◆ DOCUMENT SEGMENT ◆
--------

In Re Greene , 150 B.R. 282 ( 1993 )

  • 150 B.R. 282 (1993)

    In re Shari A. GREENE, Debtor.
    Walter Ray SEAY, Plaintiff,
    Shari A. GREENE, Defendant.

    Bankruptcy No. 91-32812-BKC-RAM, Adv. No. 92-0076-BKC-RAM-A.

    United States Bankruptcy Court, S.D. Florida.

    January 29, 1993.

    *283 *284 Sheldon T. Slatkin, Heston & Slatkin, P.A., Coral Springs, FL, for Shari A. Greene.

    Jeffrey H. Frank, Levine & Frank, P.A., Palm Beach Gardens, FL, for Walter Ray Seay.


    ROBERT A. MARK, Bankruptcy Judge.

    Plaintiff, Walter Ray Seay, obtained a state court judgment for $748,726.02 against the Defendant Debtor, Shari A. Greene ("Greene").[1] The plaintiff alleges that this judgment is nondischargeable under § 523(a)(2) of the Bankruptcy Code because the judgment was predicted upon the Debtor's fraudulent acts and materially false financial statement. Plaintiff also invokes § 523(a)(6) alleging that the judgment was based on willful and malicious injury by the Debtor.

    After reviewing applicable portions of the state court record and considering the arguments of counsel, the Court finds that the judgment is nondischargeable under § 523(a)(2) and (a)(6). The doctrine of collateral estoppel precludes the defendant from relitigating the issues necessary to establish plaintiff's § 523 claims.


    Plaintiff owned C & S Refrigeration, a Florida corporation engaged in business in Palm Beach County, which plaintiff had built from its inception some 30 years ago. Contemplating retirement, plaintiff sold the business to Greene, receiving $150,000 of the $769,000 purchase price in cash. The $590,000[2] balance was represented by a promissory note. Plaintiff agreed to accept the note based upon Greene's financial statement which represented a net worth of $3.2 million dollars. Of that $3.2 million, $2.2 million consisted of property in which the defendant claimed to have equity. In fact, the defendant did not own that property. Other representations of assets and equity were also false. (See Amended Complaint, paragraphs 24-26). Only $32,000 of the remaining $590,000 balance was paid. Meanwhile, six months after the defendant took over C & S, the company filed for bankruptcy.

--------

◆ DATASET EXTRACT ◆
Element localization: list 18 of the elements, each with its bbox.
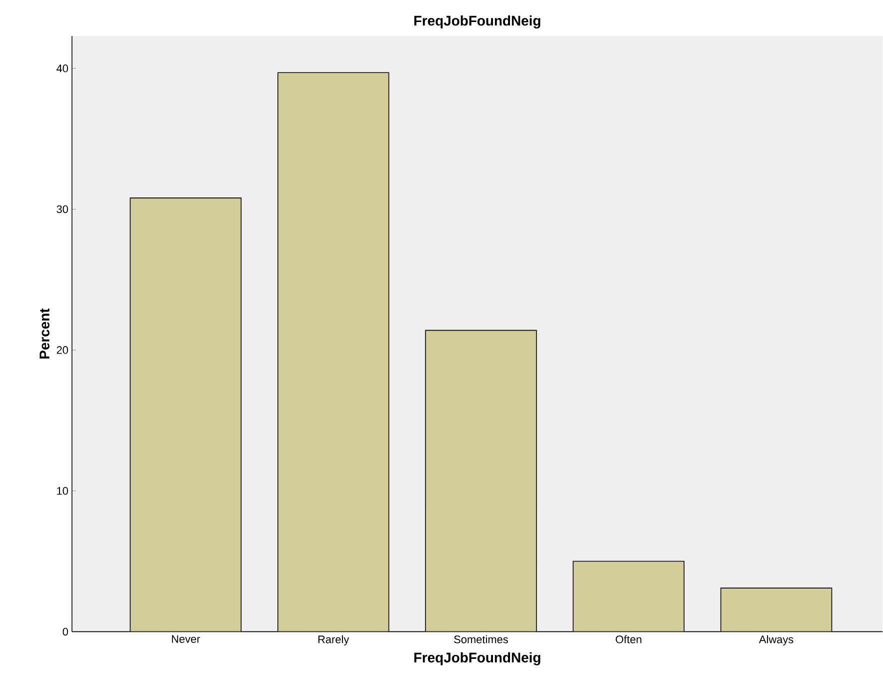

--------

◆ THE TASK ◆
Resume the bankruptcy court opinion in In re Greene, picking up right after its final paragraph. The listing is not needed for this work.

◆ THE REPLY ◆
    On November 20, 1990 Seay filed a multicount complaint against Greene in the Circuit Court for Palm Beach County, Case No. 90-13419-AN (the "state court case"). The defendant answered and counterclaimed. After plaintiff's motion for summary judgment was denied, the case was set for trial. Defendant's counsel announced at calendar call that defendant would neither defend the case nor prosecute the counterclaims. Circuit Judge Fine ordered that a default be entered against the defendant on Count IV of the complaint — the count that specifically alleged fraud in the inducement of the sale of C & S from the plaintiff to the defendant. Default was entered August 30, 1991.

    The state court then conducted a jury trial for the purpose of determining the damages arising from the fraud. The plaintiff requested $586,911 in compensatory damages plus $200,000 in punitive damages. The jury heard evidence and argument and granted both of these requests in their entirety. Judge Fine, pursuant to the verdict on September 3, 1991, entered final judgment for $586,911 in compensatory damages, $80,000 in punitive damages (representing plaintiff's 40 percent share according to Florida Statute 768.73(2)), and $81,815.02 in prejudgment interest, for a *285 total of $748,726.02. Shortly thereafter, on October 1, 1992, Greene filed her voluntary Chapter 7 petition commencing this bankruptcy case. Seay filed this adversary proceeding on January 31, 1992 and filed an Amended Complaint on May 22, 1992.

    The Amended Complaint relies entirely on the state court case. Applicable portions of that record were filed in this proceeding including the state court complaint, the order granting default, the transcript of the August 30, 1991 trial on damages and the final judgment entered on the jury's award.


    Plaintiff argues that the doctrine of collateral estoppel precludes relitigating issues determined by the state court. He contends that the elements of his dischargeability claims in the bankruptcy court were already litigated and determined in his favor in the state court. Defendant claims that collateral estoppel should not be applied arguing that the default judgment does not satisfy the "actually litigated" collateral estoppel element. Defendant also contends that at least the punitive damage award should be discharged.

    Collateral estoppel or issue preclusion forecloses relitigation of an issue of fact or law that has been litigated and decided in a prior suit. In re Kecskes, 136 B.R. 578 (Bankr.S.D.Fla.1992). The principles of collateral estoppel may be applied to foreclose a relitigation of facts in a dischargeability proceeding. In re Latch, 820 F.2d 1163 (11th Cir.1987); In re Held, 734 F.2d 628 (11th Cir.1984).

    In considering the preclusive effect of the prior Florida judgment, the Court must apply the collateral estoppel law of Florida. Johnson v. Keene, 135 B.R. 162 (Bankr.S.D.Fla.1991); See also In re Feldstein, 93 B.R. 272 (Bankr.M.D.Fla.1988); Chang v. Daniels (In re Daniels), 91 B.R. 981 (Bank.M.D.Fla.1988); Sciarrone v. Brownlee (Matter of Brownlee), 83 B.R. 836 (Bankr.N.D.Ga.1988).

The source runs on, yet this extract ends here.